Extracted data entries:
....

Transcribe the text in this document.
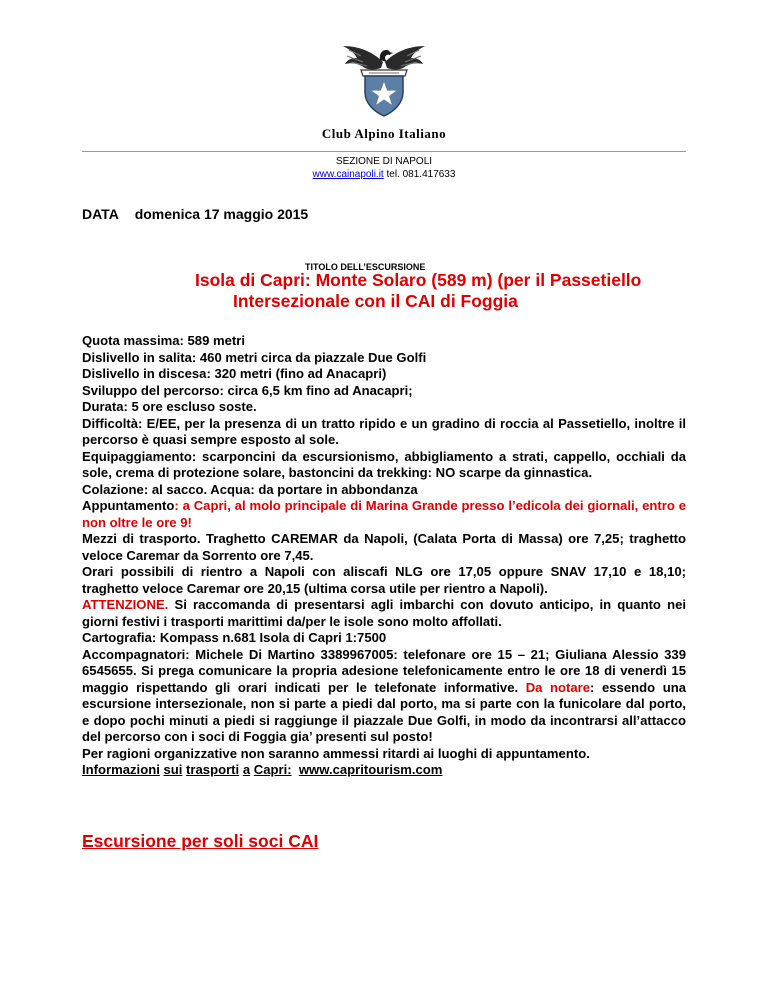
Club Alpino Italiano
SEZIONE DI NAPOLI
www.cainapoli.it tel. 081.417633
DATA domenica 17 maggio 2015
TITOLO DELL’ESCURSIONE
Isola di Capri: Monte Solaro (589 m) (per il Passetiello
Intersezionale con il CAI di Foggia

Quota massima: 589 metri

Dislivello in salita: 460 metri circa da piazzale Due Golfi

Dislivello in discesa: 320 metri (fino ad Anacapri)

Sviluppo del percorso: circa 6,5 km fino ad Anacapri;

Durata: 5 ore escluso soste.

Difficoltà: E/EE, per la presenza di un tratto ripido e un gradino di roccia al Passetiello, inoltre il percorso è quasi sempre esposto al sole.

Equipaggiamento: scarponcini da escursionismo, abbigliamento a strati, cappello, occhiali da sole, crema di protezione solare, bastoncini da trekking: NO scarpe da ginnastica.

Colazione: al sacco. Acqua: da portare in abbondanza

Appuntamento: a Capri, al molo principale di Marina Grande presso l’edicola dei giornali, entro e non oltre le ore 9!

Mezzi di trasporto. Traghetto CAREMAR da Napoli, (Calata Porta di Massa) ore 7,25; traghetto veloce Caremar da Sorrento ore 7,45.

Orari possibili di rientro a Napoli con aliscafi NLG ore 17,05 oppure SNAV 17,10 e 18,10; traghetto veloce Caremar ore 20,15 (ultima corsa utile per rientro a Napoli).

ATTENZIONE. Si raccomanda di presentarsi agli imbarchi con dovuto anticipo, in quanto nei giorni festivi i trasporti marittimi da/per le isole sono molto affollati.

Cartografia: Kompass n.681 Isola di Capri 1:7500

Accompagnatori: Michele Di Martino 3389967005: telefonare ore 15 – 21; Giuliana Alessio 339 6545655. Si prega comunicare la propria adesione telefonicamente entro le ore 18 di venerdì 15 maggio rispettando gli orari indicati per le telefonate informative. Da notare: essendo una escursione intersezionale, non si parte a piedi dal porto, ma si parte con la funicolare dal porto, e dopo pochi minuti a piedi si raggiunge il piazzale Due Golfi, in modo da incontrarsi all’attacco del percorso con i soci di Foggia gia’ presenti sul posto!

Per ragioni organizzative non saranno ammessi ritardi ai luoghi di appuntamento.

Informazioni sui trasporti a Capri: www.capritourism.com

Escursione per soli soci CAI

....

[The problem] Quote every record above exactly, omitting any pictures they contain.

[Answer below]
Transcribe the text in this document.
Club Alpino Italiano
SEZIONE DI NAPOLI
www.cainapoli.it tel. 081.417633
DATA domenica 17 maggio 2015
TITOLO DELL’ESCURSIONE
Isola di Capri: Monte Solaro (589 m) (per il Passetiello
Intersezionale con il CAI di Foggia

Quota massima: 589 metri

Dislivello in salita: 460 metri circa da piazzale Due Golfi

Dislivello in discesa: 320 metri (fino ad Anacapri)

Sviluppo del percorso: circa 6,5 km fino ad Anacapri;

Durata: 5 ore escluso soste.

Difficoltà: E/EE, per la presenza di un tratto ripido e un gradino di roccia al Passetiello, inoltre il percorso è quasi sempre esposto al sole.

Equipaggiamento: scarponcini da escursionismo, abbigliamento a strati, cappello, occhiali da sole, crema di protezione solare, bastoncini da trekking: NO scarpe da ginnastica.

Colazione: al sacco. Acqua: da portare in abbondanza

Appuntamento: a Capri, al molo principale di Marina Grande presso l’edicola dei giornali, entro e non oltre le ore 9!

Mezzi di trasporto. Traghetto CAREMAR da Napoli, (Calata Porta di Massa) ore 7,25; traghetto veloce Caremar da Sorrento ore 7,45.

Orari possibili di rientro a Napoli con aliscafi NLG ore 17,05 oppure SNAV 17,10 e 18,10; traghetto veloce Caremar ore 20,15 (ultima corsa utile per rientro a Napoli).

ATTENZIONE. Si raccomanda di presentarsi agli imbarchi con dovuto anticipo, in quanto nei giorni festivi i trasporti marittimi da/per le isole sono molto affollati.

Cartografia: Kompass n.681 Isola di Capri 1:7500

Accompagnatori: Michele Di Martino 3389967005: telefonare ore 15 – 21; Giuliana Alessio 339 6545655. Si prega comunicare la propria adesione telefonicamente entro le ore 18 di venerdì 15 maggio rispettando gli orari indicati per le telefonate informative. Da notare: essendo una escursione intersezionale, non si parte a piedi dal porto, ma si parte con la funicolare dal porto, e dopo pochi minuti a piedi si raggiunge il piazzale Due Golfi, in modo da incontrarsi all’attacco del percorso con i soci di Foggia gia’ presenti sul posto!

Per ragioni organizzative non saranno ammessi ritardi ai luoghi di appuntamento.

Informazioni sui trasporti a Capri: www.capritourism.com

Escursione per soli soci CAI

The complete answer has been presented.